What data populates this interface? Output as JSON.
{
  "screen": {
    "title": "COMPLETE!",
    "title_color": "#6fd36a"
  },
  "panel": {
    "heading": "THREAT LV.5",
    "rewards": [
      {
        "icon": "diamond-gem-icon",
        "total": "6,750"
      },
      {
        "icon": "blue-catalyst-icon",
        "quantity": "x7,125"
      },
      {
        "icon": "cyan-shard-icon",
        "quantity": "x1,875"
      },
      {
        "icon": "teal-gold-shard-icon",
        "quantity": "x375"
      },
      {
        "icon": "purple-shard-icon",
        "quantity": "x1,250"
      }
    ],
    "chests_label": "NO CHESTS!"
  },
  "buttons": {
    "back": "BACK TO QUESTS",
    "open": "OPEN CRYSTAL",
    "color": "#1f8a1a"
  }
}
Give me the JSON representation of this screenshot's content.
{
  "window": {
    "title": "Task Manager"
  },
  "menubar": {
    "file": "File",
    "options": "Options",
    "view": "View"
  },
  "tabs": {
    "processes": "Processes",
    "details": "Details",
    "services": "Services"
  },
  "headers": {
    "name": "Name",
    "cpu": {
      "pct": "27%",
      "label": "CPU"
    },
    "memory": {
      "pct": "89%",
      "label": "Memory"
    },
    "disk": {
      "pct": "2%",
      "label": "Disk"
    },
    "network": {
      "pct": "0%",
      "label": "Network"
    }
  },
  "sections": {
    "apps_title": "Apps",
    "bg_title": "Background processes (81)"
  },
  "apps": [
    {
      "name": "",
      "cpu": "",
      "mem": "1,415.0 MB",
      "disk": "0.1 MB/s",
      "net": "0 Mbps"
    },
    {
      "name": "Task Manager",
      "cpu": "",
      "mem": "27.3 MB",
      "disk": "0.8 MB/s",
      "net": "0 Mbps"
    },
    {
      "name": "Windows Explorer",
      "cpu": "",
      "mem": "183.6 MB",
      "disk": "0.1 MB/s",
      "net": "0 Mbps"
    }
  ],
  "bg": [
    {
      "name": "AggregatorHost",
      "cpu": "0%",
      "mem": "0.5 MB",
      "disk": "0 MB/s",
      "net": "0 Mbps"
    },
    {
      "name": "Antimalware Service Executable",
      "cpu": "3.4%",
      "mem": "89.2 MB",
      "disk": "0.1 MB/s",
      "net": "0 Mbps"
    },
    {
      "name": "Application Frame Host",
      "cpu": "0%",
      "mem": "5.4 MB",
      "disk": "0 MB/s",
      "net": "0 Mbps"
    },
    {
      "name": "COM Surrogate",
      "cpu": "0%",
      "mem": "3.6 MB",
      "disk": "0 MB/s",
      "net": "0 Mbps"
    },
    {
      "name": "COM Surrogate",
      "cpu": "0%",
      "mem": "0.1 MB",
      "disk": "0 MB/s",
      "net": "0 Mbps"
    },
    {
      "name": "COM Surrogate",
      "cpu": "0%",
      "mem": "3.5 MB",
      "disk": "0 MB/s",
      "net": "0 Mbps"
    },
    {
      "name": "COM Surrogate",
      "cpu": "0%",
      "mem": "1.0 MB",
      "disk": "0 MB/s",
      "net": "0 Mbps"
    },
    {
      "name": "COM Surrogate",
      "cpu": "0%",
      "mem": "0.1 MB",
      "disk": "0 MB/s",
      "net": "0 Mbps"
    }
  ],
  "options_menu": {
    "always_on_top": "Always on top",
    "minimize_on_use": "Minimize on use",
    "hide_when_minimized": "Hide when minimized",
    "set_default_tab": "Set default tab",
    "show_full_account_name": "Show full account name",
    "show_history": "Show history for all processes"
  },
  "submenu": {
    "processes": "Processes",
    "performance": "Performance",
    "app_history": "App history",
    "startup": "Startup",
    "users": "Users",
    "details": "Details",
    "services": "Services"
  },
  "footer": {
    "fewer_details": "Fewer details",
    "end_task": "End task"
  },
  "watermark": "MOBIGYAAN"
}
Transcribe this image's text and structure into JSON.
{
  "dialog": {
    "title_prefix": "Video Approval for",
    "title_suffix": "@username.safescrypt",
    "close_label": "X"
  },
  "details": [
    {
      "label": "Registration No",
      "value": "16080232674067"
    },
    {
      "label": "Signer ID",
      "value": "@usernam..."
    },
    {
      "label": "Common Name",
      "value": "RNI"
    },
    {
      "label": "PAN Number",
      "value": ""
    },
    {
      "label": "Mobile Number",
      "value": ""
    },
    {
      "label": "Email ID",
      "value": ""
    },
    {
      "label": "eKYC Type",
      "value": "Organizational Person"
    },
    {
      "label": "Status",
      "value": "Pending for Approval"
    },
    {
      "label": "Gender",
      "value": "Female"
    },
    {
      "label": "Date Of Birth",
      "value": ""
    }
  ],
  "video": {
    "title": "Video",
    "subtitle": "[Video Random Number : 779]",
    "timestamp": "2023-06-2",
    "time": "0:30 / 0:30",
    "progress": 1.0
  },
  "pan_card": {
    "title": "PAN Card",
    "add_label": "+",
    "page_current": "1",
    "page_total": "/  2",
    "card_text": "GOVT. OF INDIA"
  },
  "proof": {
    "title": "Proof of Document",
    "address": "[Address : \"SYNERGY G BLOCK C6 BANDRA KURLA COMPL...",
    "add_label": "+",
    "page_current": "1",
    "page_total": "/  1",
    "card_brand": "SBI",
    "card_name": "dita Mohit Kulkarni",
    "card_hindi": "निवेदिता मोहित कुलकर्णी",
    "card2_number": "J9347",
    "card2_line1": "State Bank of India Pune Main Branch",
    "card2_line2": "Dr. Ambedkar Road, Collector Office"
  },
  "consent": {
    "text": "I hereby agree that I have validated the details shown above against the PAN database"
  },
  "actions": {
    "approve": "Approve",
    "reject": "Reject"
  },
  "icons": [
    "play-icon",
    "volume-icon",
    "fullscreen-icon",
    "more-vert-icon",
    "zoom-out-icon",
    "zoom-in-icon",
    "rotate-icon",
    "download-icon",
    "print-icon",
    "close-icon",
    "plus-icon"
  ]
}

==========

WRITTEN INSTRUCTION: Find and copy every line in the entries above where the string "Manager" occurs.

CORRECT ANSWER:
    "title": "Task Manager"
      "name": "Task Manager",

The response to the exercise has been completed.